THE RECORDS —
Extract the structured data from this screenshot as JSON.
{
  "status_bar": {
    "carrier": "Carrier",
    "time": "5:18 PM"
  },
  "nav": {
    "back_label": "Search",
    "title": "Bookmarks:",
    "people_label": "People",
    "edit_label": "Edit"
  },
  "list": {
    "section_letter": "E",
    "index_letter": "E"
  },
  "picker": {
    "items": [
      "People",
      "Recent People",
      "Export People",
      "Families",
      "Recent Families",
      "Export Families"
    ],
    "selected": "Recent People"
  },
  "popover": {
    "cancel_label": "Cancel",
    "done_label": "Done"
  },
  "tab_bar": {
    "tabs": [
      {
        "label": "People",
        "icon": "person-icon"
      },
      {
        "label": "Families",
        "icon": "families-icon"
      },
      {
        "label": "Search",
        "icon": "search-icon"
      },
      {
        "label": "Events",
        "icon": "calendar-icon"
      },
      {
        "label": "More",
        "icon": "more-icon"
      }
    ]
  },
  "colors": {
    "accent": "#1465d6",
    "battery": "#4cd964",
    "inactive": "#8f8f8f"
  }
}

WHAT TO WORK ON —
Gather each line of the listing that holds the string "People".

TASK OUTPUT —
    "people_label": "People",
      "People",
      "Recent People",
      "Export People",
    "selected": "Recent People"
        "label": "People",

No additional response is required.